START
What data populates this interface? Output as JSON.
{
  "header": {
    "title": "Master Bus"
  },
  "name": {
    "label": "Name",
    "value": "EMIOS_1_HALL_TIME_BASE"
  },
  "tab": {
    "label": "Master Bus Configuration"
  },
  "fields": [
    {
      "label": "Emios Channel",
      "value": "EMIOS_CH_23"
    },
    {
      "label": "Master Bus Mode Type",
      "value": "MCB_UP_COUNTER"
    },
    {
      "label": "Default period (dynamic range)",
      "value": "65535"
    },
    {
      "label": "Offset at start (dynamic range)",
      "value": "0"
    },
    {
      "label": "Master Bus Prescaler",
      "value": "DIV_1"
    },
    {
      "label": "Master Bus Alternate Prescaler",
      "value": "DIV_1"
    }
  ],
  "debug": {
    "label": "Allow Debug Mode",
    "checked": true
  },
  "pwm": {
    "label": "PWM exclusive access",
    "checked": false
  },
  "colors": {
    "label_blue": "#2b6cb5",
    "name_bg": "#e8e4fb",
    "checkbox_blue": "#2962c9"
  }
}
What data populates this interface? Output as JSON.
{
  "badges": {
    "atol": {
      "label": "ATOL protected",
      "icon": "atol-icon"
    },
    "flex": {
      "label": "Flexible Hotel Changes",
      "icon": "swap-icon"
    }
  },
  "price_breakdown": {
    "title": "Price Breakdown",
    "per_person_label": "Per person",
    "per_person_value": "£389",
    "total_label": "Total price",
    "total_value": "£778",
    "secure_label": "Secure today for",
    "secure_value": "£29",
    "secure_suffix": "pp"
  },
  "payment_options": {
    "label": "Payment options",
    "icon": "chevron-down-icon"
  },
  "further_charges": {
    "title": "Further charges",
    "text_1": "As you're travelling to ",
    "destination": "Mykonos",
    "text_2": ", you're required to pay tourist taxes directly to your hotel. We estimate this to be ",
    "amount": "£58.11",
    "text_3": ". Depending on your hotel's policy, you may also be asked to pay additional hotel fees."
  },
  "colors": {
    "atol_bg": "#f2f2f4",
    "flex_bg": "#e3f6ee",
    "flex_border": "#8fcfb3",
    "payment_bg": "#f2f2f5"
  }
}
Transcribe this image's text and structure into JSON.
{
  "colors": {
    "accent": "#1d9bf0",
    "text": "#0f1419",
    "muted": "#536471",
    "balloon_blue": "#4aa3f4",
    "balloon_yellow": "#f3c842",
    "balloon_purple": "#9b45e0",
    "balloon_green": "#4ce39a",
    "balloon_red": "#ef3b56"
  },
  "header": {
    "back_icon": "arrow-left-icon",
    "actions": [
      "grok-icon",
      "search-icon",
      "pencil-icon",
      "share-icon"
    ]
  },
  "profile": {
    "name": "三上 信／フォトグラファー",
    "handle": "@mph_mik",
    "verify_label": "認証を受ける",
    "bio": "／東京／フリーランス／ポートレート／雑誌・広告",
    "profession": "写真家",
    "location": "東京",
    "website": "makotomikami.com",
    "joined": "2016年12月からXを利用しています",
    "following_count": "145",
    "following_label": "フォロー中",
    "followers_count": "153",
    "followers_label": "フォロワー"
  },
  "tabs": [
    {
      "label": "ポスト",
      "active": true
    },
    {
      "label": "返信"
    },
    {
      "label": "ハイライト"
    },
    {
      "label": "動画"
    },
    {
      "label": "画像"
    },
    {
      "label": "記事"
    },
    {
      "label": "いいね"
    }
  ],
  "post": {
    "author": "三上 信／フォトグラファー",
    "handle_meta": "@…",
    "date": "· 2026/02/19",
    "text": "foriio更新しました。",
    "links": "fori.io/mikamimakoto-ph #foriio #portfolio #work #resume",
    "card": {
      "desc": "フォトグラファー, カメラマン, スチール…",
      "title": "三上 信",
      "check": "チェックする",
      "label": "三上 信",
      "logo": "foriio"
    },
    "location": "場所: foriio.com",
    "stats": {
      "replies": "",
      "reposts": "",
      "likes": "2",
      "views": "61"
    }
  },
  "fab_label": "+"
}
END
→ **Problem statement**: Print the entries exactly. Include every one.

→ **Correct response**:
What data populates this interface? Output as JSON.
{
  "header": {
    "title": "Master Bus"
  },
  "name": {
    "label": "Name",
    "value": "EMIOS_1_HALL_TIME_BASE"
  },
  "tab": {
    "label": "Master Bus Configuration"
  },
  "fields": [
    {
      "label": "Emios Channel",
      "value": "EMIOS_CH_23"
    },
    {
      "label": "Master Bus Mode Type",
      "value": "MCB_UP_COUNTER"
    },
    {
      "label": "Default period (dynamic range)",
      "value": "65535"
    },
    {
      "label": "Offset at start (dynamic range)",
      "value": "0"
    },
    {
      "label": "Master Bus Prescaler",
      "value": "DIV_1"
    },
    {
      "label": "Master Bus Alternate Prescaler",
      "value": "DIV_1"
    }
  ],
  "debug": {
    "label": "Allow Debug Mode",
    "checked": true
  },
  "pwm": {
    "label": "PWM exclusive access",
    "checked": false
  },
  "colors": {
    "label_blue": "#2b6cb5",
    "name_bg": "#e8e4fb",
    "checkbox_blue": "#2962c9"
  }
}
What data populates this interface? Output as JSON.
{
  "badges": {
    "atol": {
      "label": "ATOL protected",
      "icon": "atol-icon"
    },
    "flex": {
      "label": "Flexible Hotel Changes",
      "icon": "swap-icon"
    }
  },
  "price_breakdown": {
    "title": "Price Breakdown",
    "per_person_label": "Per person",
    "per_person_value": "£389",
    "total_label": "Total price",
    "total_value": "£778",
    "secure_label": "Secure today for",
    "secure_value": "£29",
    "secure_suffix": "pp"
  },
  "payment_options": {
    "label": "Payment options",
    "icon": "chevron-down-icon"
  },
  "further_charges": {
    "title": "Further charges",
    "text_1": "As you're travelling to ",
    "destination": "Mykonos",
    "text_2": ", you're required to pay tourist taxes directly to your hotel. We estimate this to be ",
    "amount": "£58.11",
    "text_3": ". Depending on your hotel's policy, you may also be asked to pay additional hotel fees."
  },
  "colors": {
    "atol_bg": "#f2f2f4",
    "flex_bg": "#e3f6ee",
    "flex_border": "#8fcfb3",
    "payment_bg": "#f2f2f5"
  }
}
Transcribe this image's text and structure into JSON.
{
  "colors": {
    "accent": "#1d9bf0",
    "text": "#0f1419",
    "muted": "#536471",
    "balloon_blue": "#4aa3f4",
    "balloon_yellow": "#f3c842",
    "balloon_purple": "#9b45e0",
    "balloon_green": "#4ce39a",
    "balloon_red": "#ef3b56"
  },
  "header": {
    "back_icon": "arrow-left-icon",
    "actions": [
      "grok-icon",
      "search-icon",
      "pencil-icon",
      "share-icon"
    ]
  },
  "profile": {
    "name": "三上 信／フォトグラファー",
    "handle": "@mph_mik",
    "verify_label": "認証を受ける",
    "bio": "／東京／フリーランス／ポートレート／雑誌・広告",
    "profession": "写真家",
    "location": "東京",
    "website": "makotomikami.com",
    "joined": "2016年12月からXを利用しています",
    "following_count": "145",
    "following_label": "フォロー中",
    "followers_count": "153",
    "followers_label": "フォロワー"
  },
  "tabs": [
    {
      "label": "ポスト",
      "active": true
    },
    {
      "label": "返信"
    },
    {
      "label": "ハイライト"
    },
    {
      "label": "動画"
    },
    {
      "label": "画像"
    },
    {
      "label": "記事"
    },
    {
      "label": "いいね"
    }
  ],
  "post": {
    "author": "三上 信／フォトグラファー",
    "handle_meta": "@…",
    "date": "· 2026/02/19",
    "text": "foriio更新しました。",
    "links": "fori.io/mikamimakoto-ph #foriio #portfolio #work #resume",
    "card": {
      "desc": "フォトグラファー, カメラマン, スチール…",
      "title": "三上 信",
      "check": "チェックする",
      "label": "三上 信",
      "logo": "foriio"
    },
    "location": "場所: foriio.com",
    "stats": {
      "replies": "",
      "reposts": "",
      "likes": "2",
      "views": "61"
    }
  },
  "fab_label": "+"
}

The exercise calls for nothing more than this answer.